PROBLEM:
Pull every line of the entries that has the word "content".

[begin DATASET]

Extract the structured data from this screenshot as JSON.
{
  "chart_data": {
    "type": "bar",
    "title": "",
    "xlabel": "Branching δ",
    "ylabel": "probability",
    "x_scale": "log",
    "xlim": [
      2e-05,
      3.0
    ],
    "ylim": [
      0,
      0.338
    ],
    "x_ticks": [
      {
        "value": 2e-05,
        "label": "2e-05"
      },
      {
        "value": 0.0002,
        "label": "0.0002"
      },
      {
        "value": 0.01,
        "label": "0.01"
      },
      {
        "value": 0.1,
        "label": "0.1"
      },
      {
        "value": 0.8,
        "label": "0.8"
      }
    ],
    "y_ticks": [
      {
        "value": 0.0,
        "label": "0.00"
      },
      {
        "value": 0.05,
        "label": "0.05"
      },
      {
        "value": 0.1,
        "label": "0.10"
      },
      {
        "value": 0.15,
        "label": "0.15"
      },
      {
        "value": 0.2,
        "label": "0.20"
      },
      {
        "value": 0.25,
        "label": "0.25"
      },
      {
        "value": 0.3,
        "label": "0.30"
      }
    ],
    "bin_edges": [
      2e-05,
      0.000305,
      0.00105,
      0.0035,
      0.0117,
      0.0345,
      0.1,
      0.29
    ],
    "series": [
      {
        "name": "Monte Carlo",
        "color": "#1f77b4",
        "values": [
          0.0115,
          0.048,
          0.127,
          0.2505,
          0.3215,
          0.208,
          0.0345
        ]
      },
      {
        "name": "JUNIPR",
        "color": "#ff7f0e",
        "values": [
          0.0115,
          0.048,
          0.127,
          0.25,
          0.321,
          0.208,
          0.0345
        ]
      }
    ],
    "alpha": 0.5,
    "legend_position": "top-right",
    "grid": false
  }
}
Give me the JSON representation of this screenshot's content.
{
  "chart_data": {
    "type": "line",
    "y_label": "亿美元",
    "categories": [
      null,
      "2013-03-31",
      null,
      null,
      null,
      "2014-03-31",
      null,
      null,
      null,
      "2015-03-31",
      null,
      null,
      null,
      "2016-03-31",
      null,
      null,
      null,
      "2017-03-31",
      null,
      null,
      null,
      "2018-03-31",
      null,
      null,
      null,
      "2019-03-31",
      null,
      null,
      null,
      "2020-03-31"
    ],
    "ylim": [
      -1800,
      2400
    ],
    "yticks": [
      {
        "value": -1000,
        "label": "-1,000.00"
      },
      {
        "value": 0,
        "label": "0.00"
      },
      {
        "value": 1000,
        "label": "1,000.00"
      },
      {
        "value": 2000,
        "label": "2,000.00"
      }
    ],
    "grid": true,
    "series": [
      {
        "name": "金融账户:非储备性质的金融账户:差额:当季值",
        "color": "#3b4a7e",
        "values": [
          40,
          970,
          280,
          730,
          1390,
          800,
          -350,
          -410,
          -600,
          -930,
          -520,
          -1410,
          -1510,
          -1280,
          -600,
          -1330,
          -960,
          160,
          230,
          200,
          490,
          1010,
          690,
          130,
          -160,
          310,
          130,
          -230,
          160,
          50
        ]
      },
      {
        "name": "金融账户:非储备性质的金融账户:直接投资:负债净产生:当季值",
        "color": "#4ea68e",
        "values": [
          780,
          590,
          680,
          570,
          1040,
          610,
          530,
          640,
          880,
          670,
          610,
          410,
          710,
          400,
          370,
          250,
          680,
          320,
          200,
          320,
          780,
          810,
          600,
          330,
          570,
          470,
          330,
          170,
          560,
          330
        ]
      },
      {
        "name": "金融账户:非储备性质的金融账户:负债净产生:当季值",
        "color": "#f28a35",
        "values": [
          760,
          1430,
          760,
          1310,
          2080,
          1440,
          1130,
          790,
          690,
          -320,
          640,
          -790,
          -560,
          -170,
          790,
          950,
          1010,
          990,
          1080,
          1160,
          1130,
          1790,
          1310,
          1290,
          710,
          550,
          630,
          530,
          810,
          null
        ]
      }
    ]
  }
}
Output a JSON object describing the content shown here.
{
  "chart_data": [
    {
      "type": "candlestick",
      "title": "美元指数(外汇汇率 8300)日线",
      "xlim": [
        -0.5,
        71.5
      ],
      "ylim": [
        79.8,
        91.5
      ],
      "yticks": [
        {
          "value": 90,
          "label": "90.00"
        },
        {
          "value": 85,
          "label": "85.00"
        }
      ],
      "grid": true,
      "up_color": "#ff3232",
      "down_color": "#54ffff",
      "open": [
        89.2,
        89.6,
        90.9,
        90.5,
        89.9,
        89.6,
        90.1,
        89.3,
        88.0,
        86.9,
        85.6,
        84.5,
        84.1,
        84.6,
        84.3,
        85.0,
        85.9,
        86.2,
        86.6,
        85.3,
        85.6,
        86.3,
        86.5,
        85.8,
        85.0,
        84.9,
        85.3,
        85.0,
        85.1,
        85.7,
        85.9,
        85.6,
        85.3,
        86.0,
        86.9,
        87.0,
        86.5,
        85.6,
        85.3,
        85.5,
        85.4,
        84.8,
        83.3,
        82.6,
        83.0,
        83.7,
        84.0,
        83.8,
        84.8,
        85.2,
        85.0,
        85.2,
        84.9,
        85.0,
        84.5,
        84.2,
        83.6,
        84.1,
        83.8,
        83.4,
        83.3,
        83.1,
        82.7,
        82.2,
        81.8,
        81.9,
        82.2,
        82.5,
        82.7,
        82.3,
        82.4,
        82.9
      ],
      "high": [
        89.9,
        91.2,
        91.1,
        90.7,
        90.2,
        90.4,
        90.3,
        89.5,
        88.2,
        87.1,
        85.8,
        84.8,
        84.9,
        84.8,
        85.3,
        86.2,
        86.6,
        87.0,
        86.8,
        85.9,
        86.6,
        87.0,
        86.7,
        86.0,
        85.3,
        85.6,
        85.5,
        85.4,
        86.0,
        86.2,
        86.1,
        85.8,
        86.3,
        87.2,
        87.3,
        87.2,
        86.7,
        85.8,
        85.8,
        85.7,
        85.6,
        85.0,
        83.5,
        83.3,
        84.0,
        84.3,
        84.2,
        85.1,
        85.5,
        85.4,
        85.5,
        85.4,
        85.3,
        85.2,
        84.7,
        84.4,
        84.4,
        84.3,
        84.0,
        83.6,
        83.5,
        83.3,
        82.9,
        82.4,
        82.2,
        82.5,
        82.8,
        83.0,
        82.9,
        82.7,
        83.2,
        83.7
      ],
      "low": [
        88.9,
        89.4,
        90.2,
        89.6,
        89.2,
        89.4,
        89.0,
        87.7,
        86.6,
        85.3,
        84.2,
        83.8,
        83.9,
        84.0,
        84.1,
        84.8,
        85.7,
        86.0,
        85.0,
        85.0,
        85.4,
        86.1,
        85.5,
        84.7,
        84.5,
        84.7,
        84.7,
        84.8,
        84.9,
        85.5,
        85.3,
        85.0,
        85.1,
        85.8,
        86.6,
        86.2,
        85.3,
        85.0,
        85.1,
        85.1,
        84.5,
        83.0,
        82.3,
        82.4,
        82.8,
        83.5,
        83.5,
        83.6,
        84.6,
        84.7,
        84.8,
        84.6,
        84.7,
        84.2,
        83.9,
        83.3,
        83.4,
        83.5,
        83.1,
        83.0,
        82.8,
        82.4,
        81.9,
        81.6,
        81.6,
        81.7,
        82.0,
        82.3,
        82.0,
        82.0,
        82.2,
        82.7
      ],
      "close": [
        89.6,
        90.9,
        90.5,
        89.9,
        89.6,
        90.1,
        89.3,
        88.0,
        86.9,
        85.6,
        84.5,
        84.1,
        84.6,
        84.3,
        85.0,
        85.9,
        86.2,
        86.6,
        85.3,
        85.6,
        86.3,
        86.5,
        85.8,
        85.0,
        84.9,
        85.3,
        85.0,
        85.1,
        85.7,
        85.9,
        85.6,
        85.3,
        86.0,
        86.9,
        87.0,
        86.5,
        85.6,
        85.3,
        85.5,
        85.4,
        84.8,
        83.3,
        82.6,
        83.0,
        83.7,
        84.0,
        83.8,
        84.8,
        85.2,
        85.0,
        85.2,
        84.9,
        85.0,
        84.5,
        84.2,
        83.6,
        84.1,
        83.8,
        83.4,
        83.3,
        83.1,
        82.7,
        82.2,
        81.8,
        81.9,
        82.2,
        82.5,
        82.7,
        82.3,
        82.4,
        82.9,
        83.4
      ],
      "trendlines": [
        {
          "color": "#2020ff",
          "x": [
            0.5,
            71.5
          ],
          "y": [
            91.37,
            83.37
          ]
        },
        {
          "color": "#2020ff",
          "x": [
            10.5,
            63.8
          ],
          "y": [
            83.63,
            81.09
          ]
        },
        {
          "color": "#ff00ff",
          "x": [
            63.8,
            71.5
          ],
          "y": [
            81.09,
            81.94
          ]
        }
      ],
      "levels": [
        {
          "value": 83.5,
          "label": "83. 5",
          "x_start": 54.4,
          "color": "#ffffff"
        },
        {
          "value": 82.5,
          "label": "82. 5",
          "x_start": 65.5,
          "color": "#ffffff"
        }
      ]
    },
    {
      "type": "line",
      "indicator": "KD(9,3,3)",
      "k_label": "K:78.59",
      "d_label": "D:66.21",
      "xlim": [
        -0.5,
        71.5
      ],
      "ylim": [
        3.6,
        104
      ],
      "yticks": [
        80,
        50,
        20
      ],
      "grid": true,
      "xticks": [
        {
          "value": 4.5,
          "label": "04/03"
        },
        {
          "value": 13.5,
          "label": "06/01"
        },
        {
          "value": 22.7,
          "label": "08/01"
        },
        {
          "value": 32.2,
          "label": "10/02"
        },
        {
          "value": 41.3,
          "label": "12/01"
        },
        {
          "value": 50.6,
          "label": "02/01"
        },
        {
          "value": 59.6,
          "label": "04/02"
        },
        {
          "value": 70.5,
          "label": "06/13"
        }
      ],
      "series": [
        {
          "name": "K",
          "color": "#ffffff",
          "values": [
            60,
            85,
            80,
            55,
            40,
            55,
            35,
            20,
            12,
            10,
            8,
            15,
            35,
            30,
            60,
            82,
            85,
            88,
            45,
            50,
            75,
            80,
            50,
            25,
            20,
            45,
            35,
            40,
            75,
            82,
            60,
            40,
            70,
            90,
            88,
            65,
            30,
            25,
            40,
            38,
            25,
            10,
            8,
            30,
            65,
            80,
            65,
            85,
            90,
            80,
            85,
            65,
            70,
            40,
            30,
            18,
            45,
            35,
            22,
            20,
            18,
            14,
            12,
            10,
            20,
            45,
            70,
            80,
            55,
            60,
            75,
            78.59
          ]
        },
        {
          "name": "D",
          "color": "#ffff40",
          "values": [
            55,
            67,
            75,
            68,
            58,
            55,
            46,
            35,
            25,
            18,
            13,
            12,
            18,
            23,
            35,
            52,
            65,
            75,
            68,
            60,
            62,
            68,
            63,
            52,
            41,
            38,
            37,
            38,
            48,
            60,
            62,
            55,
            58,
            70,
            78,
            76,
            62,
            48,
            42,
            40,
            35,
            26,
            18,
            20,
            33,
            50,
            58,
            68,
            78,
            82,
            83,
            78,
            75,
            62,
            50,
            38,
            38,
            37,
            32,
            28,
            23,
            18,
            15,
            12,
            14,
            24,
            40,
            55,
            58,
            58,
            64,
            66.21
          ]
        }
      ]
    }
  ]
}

[end DATASET]

FINISHED EXERCISE:
Give me the JSON representation of this screenshot's content.
Output a JSON object describing the content shown here.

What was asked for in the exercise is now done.